Entries from a dataset
* BEGIN *
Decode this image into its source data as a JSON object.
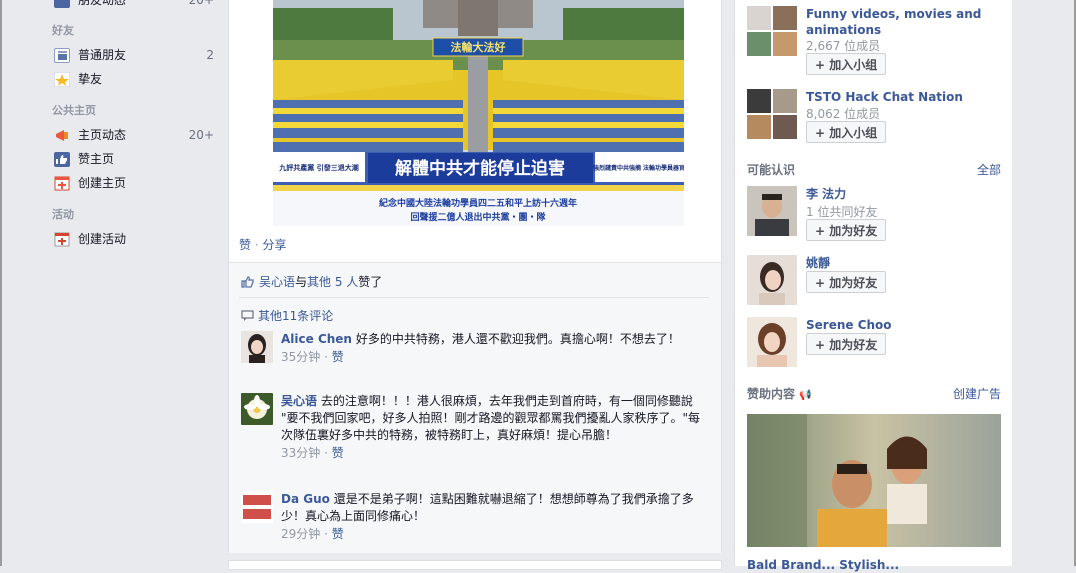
{
  "leftnav": {
    "top_item": {
      "label": "朋友动态",
      "count": "20+"
    },
    "friends_heading": "好友",
    "friends": [
      {
        "label": "普通朋友",
        "count": "2"
      },
      {
        "label": "挚友",
        "count": ""
      }
    ],
    "pages_heading": "公共主页",
    "pages": [
      {
        "label": "主页动态",
        "count": "20+"
      },
      {
        "label": "赞主页",
        "count": ""
      },
      {
        "label": "创建主页",
        "count": ""
      }
    ],
    "events_heading": "活动",
    "events": [
      {
        "label": "创建活动",
        "count": ""
      }
    ]
  },
  "post": {
    "photo": {
      "banner_top": "法輪大法好",
      "banner_main": "解體中共才能停止迫害",
      "side_left": "九評共產黨 引發三退大潮",
      "side_right": "強烈譴責中共強摘 法輪功學員器官",
      "bottom_1": "紀念中國大陸法輪功學員四二五和平上訪十六週年",
      "bottom_2": "回聲援二億人退出中共黨・團・隊"
    },
    "actions": {
      "like": "赞",
      "separator": " · ",
      "share": "分享"
    },
    "likes": {
      "name": "吴心语",
      "conj": "与",
      "others": "其他 5 人",
      "suffix": "赞了"
    },
    "more_comments": "其他11条评论",
    "comments": [
      {
        "name": "Alice Chen",
        "text": "好多的中共特務，港人還不歡迎我們。真擔心啊！不想去了！",
        "time": "35分钟",
        "like": "赞"
      },
      {
        "name": "吴心语",
        "text": "去的注意啊！！！港人很麻煩，去年我們走到首府時，有一個同修聽說 \"要不我們回家吧，好多人拍照！剛才路邊的觀眾都罵我們擾亂人家秩序了。\"每次隊伍裏好多中共的特務，被特務盯上，真好麻煩！提心吊膽！",
        "time": "33分钟",
        "like": "赞"
      },
      {
        "name": "Da Guo",
        "text": "還是不是弟子啊！這點困難就嚇退縮了！想想師尊為了我們承擔了多少！真心為上面同修痛心！",
        "time": "29分钟",
        "like": "赞"
      }
    ]
  },
  "sidebar": {
    "groups": [
      {
        "title": "Funny videos, movies and animations",
        "members": "2,667 位成员",
        "button": "加入小组"
      },
      {
        "title": "TSTO Hack Chat Nation",
        "members": "8,062 位成员",
        "button": "加入小组"
      }
    ],
    "pymk": {
      "heading": "可能认识",
      "see_all": "全部",
      "people": [
        {
          "name": "李 法力",
          "mutual": "1 位共同好友",
          "button": "加为好友"
        },
        {
          "name": "姚靜",
          "mutual": "",
          "button": "加为好友"
        },
        {
          "name": "Serene Choo",
          "mutual": "",
          "button": "加为好友"
        }
      ]
    },
    "sponsored": {
      "heading": "赞助内容",
      "create_ad": "创建广告",
      "ad_title_partial": "Bald Brand... Stylish..."
    }
  },
  "colors": {
    "link": "#3b5998",
    "background": "#e9eaed",
    "muted": "#9197a3"
  }
}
* END *
**Work instructions**.
Check each line above for the word "text", and copy the lines where it appears.

**Full answer**.
        "text": "好多的中共特務，港人還不歡迎我們。真擔心啊！不想去了！",
        "text": "去的注意啊！！！港人很麻煩，去年我們走到首府時，有一個同修聽說 \"要不我們回家吧，好多人拍照！剛才路邊的觀眾都罵我們擾亂人家秩序了。\"每次隊伍裏好多中共的特務，被特務盯上，真好麻煩！提心吊膽！",
        "text": "還是不是弟子啊！這點困難就嚇退縮了！想想師尊為了我們承擔了多少！真心為上面同修痛心！",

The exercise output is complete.